- Problem to solve -
Make an exact copy of the records, with the images left out.

- Dataset items -
^^^^^^^^^^^^^^^^

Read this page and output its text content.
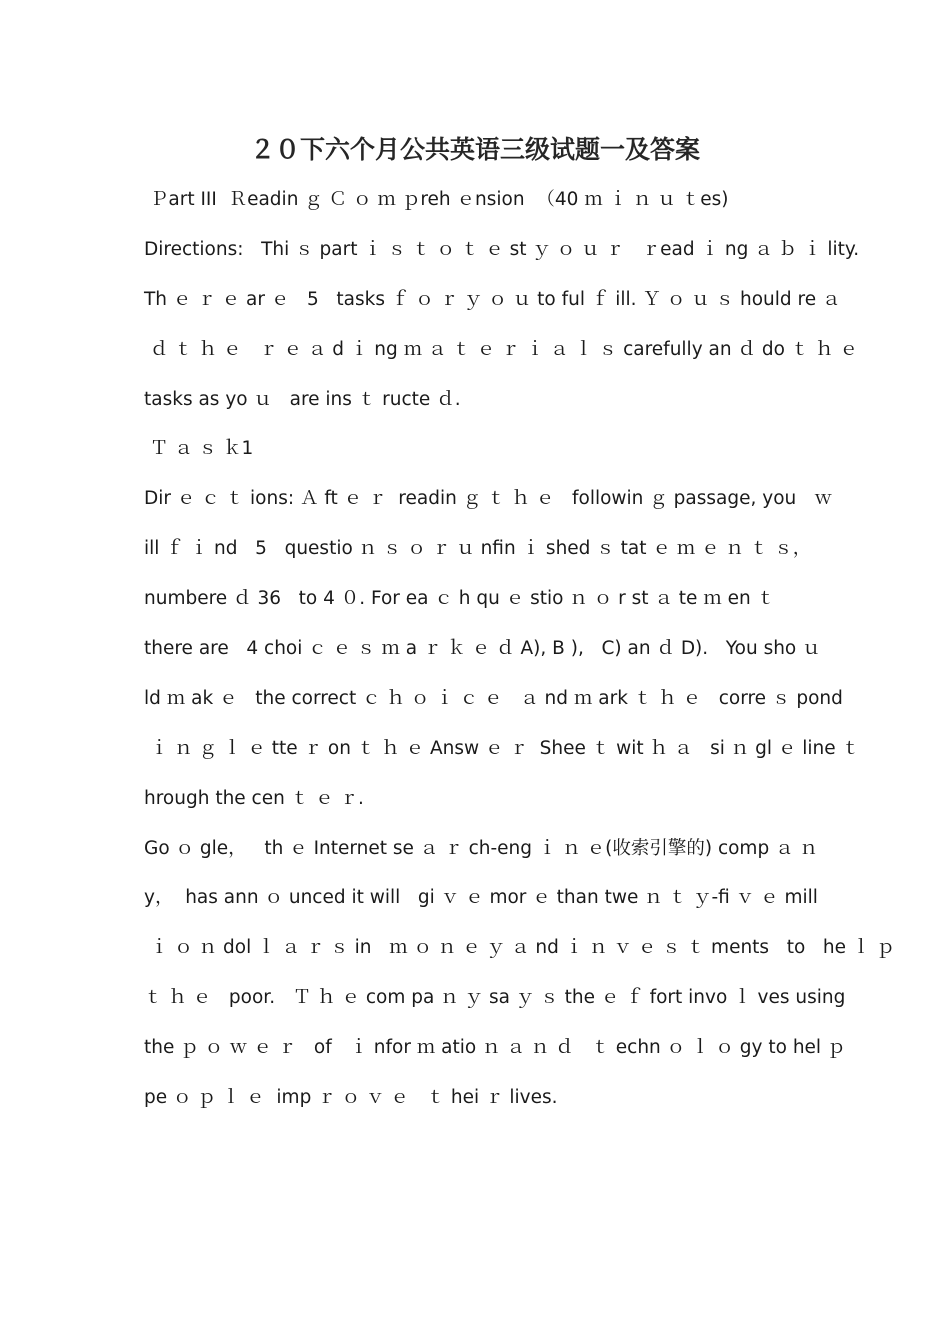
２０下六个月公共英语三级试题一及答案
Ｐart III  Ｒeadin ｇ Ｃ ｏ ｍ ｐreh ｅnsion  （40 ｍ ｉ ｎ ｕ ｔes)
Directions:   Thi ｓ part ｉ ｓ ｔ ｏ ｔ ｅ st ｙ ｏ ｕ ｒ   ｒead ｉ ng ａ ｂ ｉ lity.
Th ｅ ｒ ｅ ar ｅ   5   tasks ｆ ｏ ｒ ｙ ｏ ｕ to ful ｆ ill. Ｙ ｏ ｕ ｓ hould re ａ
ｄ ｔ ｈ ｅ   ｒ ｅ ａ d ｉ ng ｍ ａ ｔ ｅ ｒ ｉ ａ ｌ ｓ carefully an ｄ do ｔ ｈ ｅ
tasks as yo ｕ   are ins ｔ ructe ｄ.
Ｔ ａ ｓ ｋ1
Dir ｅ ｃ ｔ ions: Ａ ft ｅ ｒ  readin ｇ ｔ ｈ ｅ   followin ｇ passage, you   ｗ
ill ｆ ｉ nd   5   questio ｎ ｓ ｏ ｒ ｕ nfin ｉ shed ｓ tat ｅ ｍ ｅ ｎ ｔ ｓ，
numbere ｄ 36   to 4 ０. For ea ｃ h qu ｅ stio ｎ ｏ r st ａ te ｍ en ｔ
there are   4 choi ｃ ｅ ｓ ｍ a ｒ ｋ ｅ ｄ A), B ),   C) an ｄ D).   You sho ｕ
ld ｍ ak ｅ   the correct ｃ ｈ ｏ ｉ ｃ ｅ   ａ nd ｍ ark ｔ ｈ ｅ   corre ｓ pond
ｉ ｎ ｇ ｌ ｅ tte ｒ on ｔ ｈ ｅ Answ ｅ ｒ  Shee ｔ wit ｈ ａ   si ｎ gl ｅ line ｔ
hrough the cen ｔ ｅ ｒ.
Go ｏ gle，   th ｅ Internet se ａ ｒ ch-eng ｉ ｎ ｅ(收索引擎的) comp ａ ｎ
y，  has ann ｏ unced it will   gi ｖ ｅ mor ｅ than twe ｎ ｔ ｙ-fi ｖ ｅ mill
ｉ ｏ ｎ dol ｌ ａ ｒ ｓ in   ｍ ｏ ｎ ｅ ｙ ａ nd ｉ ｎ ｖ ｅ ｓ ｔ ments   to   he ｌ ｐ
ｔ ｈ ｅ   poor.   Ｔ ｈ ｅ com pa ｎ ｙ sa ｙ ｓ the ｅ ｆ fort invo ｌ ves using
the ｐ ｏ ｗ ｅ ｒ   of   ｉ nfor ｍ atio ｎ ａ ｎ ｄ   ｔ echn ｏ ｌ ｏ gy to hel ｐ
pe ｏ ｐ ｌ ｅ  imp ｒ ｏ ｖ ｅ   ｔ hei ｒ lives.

^^^^^^^^^^^^^^^^

- Complete answer -
Read this page and output its text content.
２０下六个月公共英语三级试题一及答案
Ｐart III  Ｒeadin ｇ Ｃ ｏ ｍ ｐreh ｅnsion  （40 ｍ ｉ ｎ ｕ ｔes)
Directions:   Thi ｓ part ｉ ｓ ｔ ｏ ｔ ｅ st ｙ ｏ ｕ ｒ   ｒead ｉ ng ａ ｂ ｉ lity.
Th ｅ ｒ ｅ ar ｅ   5   tasks ｆ ｏ ｒ ｙ ｏ ｕ to ful ｆ ill. Ｙ ｏ ｕ ｓ hould re ａ
ｄ ｔ ｈ ｅ   ｒ ｅ ａ d ｉ ng ｍ ａ ｔ ｅ ｒ ｉ ａ ｌ ｓ carefully an ｄ do ｔ ｈ ｅ
tasks as yo ｕ   are ins ｔ ructe ｄ.
Ｔ ａ ｓ ｋ1
Dir ｅ ｃ ｔ ions: Ａ ft ｅ ｒ  readin ｇ ｔ ｈ ｅ   followin ｇ passage, you   ｗ
ill ｆ ｉ nd   5   questio ｎ ｓ ｏ ｒ ｕ nfin ｉ shed ｓ tat ｅ ｍ ｅ ｎ ｔ ｓ，
numbere ｄ 36   to 4 ０. For ea ｃ h qu ｅ stio ｎ ｏ r st ａ te ｍ en ｔ
there are   4 choi ｃ ｅ ｓ ｍ a ｒ ｋ ｅ ｄ A), B ),   C) an ｄ D).   You sho ｕ
ld ｍ ak ｅ   the correct ｃ ｈ ｏ ｉ ｃ ｅ   ａ nd ｍ ark ｔ ｈ ｅ   corre ｓ pond
ｉ ｎ ｇ ｌ ｅ tte ｒ on ｔ ｈ ｅ Answ ｅ ｒ  Shee ｔ wit ｈ ａ   si ｎ gl ｅ line ｔ
hrough the cen ｔ ｅ ｒ.
Go ｏ gle，   th ｅ Internet se ａ ｒ ch-eng ｉ ｎ ｅ(收索引擎的) comp ａ ｎ
y，  has ann ｏ unced it will   gi ｖ ｅ mor ｅ than twe ｎ ｔ ｙ-fi ｖ ｅ mill
ｉ ｏ ｎ dol ｌ ａ ｒ ｓ in   ｍ ｏ ｎ ｅ ｙ ａ nd ｉ ｎ ｖ ｅ ｓ ｔ ments   to   he ｌ ｐ
ｔ ｈ ｅ   poor.   Ｔ ｈ ｅ com pa ｎ ｙ sa ｙ ｓ the ｅ ｆ fort invo ｌ ves using
the ｐ ｏ ｗ ｅ ｒ   of   ｉ nfor ｍ atio ｎ ａ ｎ ｄ   ｔ echn ｏ ｌ ｏ gy to hel ｐ
pe ｏ ｐ ｌ ｅ  imp ｒ ｏ ｖ ｅ   ｔ hei ｒ lives.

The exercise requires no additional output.